## Start

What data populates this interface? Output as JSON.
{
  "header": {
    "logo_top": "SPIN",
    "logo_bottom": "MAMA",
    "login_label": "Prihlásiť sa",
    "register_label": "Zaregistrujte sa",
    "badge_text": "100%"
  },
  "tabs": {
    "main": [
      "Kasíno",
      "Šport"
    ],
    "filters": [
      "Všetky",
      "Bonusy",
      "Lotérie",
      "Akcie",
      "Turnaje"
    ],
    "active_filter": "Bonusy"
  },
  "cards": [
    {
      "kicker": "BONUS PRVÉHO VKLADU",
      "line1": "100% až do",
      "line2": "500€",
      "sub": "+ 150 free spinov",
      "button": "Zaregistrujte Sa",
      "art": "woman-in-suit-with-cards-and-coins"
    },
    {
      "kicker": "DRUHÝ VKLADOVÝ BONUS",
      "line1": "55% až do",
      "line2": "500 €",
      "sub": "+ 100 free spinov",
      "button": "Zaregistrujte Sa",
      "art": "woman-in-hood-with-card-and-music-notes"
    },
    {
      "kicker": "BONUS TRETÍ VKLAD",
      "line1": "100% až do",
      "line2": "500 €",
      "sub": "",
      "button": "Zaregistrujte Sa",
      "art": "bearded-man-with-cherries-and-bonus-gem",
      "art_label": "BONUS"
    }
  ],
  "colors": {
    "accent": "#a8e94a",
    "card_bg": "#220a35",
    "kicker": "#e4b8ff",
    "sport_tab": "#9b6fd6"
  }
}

## End

_WORK REQUIRED:_ Output the complete data exactly as written.

_RESULT:_
What data populates this interface? Output as JSON.
{
  "header": {
    "logo_top": "SPIN",
    "logo_bottom": "MAMA",
    "login_label": "Prihlásiť sa",
    "register_label": "Zaregistrujte sa",
    "badge_text": "100%"
  },
  "tabs": {
    "main": [
      "Kasíno",
      "Šport"
    ],
    "filters": [
      "Všetky",
      "Bonusy",
      "Lotérie",
      "Akcie",
      "Turnaje"
    ],
    "active_filter": "Bonusy"
  },
  "cards": [
    {
      "kicker": "BONUS PRVÉHO VKLADU",
      "line1": "100% až do",
      "line2": "500€",
      "sub": "+ 150 free spinov",
      "button": "Zaregistrujte Sa",
      "art": "woman-in-suit-with-cards-and-coins"
    },
    {
      "kicker": "DRUHÝ VKLADOVÝ BONUS",
      "line1": "55% až do",
      "line2": "500 €",
      "sub": "+ 100 free spinov",
      "button": "Zaregistrujte Sa",
      "art": "woman-in-hood-with-card-and-music-notes"
    },
    {
      "kicker": "BONUS TRETÍ VKLAD",
      "line1": "100% až do",
      "line2": "500 €",
      "sub": "",
      "button": "Zaregistrujte Sa",
      "art": "bearded-man-with-cherries-and-bonus-gem",
      "art_label": "BONUS"
    }
  ],
  "colors": {
    "accent": "#a8e94a",
    "card_bg": "#220a35",
    "kicker": "#e4b8ff",
    "sport_tab": "#9b6fd6"
  }
}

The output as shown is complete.